WRITTEN EXERCISE :: Set down each entry exactly as given; pictures should not appear in the copy.

Data entries

______________________________

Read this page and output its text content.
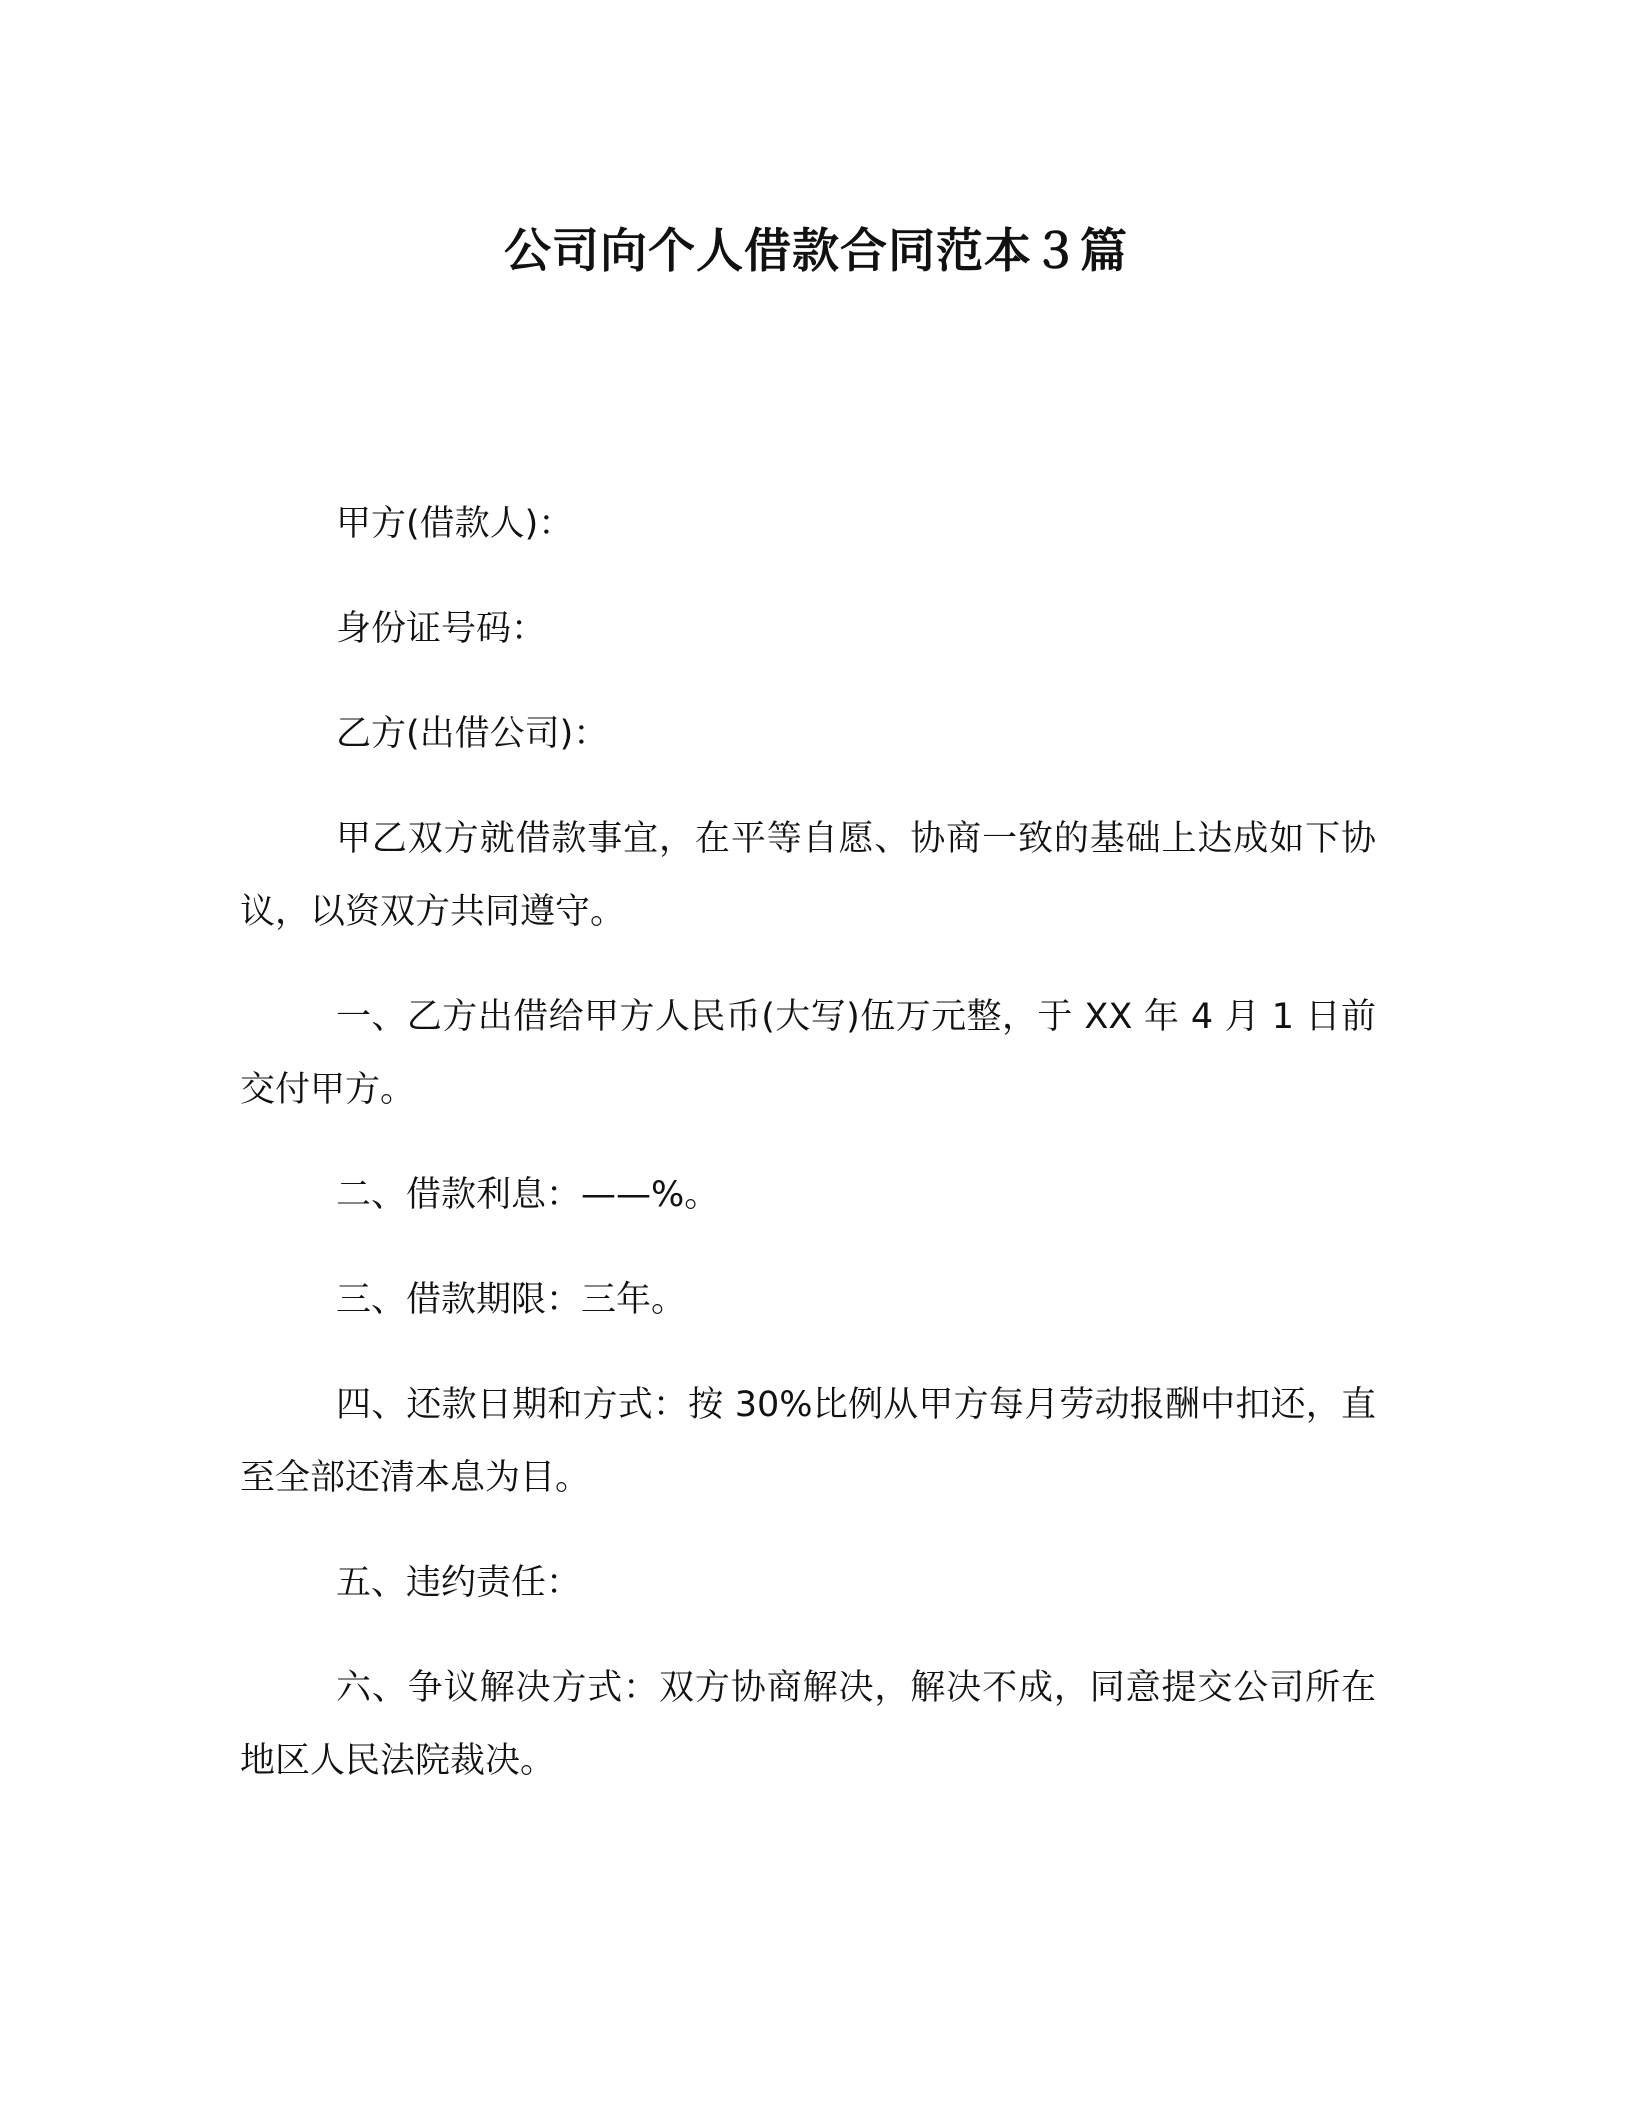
公司向个人借款合同范本３篇

甲方(借款人)：

身份证号码：

乙方(出借公司)：

甲乙双方就借款事宜，在平等自愿、协商一致的基础上达成如下协议，以资双方共同遵守。

一、乙方出借给甲方人民币(大写)伍万元整，于 XX 年 4 月 1 日前交付甲方。

二、借款利息：——%。

三、借款期限：三年。

四、还款日期和方式：按 30%比例从甲方每月劳动报酬中扣还，直至全部还清本息为目。

五、违约责任：

六、争议解决方式：双方协商解决，解决不成，同意提交公司所在地区人民法院裁决。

______________________________

EXPECTED ANSWER ::
Read this page and output its text content.
公司向个人借款合同范本３篇

甲方(借款人)：

身份证号码：

乙方(出借公司)：

甲乙双方就借款事宜，在平等自愿、协商一致的基础上达成如下协议，以资双方共同遵守。

一、乙方出借给甲方人民币(大写)伍万元整，于 XX 年 4 月 1 日前交付甲方。

二、借款利息：——%。

三、借款期限：三年。

四、还款日期和方式：按 30%比例从甲方每月劳动报酬中扣还，直至全部还清本息为目。

五、违约责任：

六、争议解决方式：双方协商解决，解决不成，同意提交公司所在地区人民法院裁决。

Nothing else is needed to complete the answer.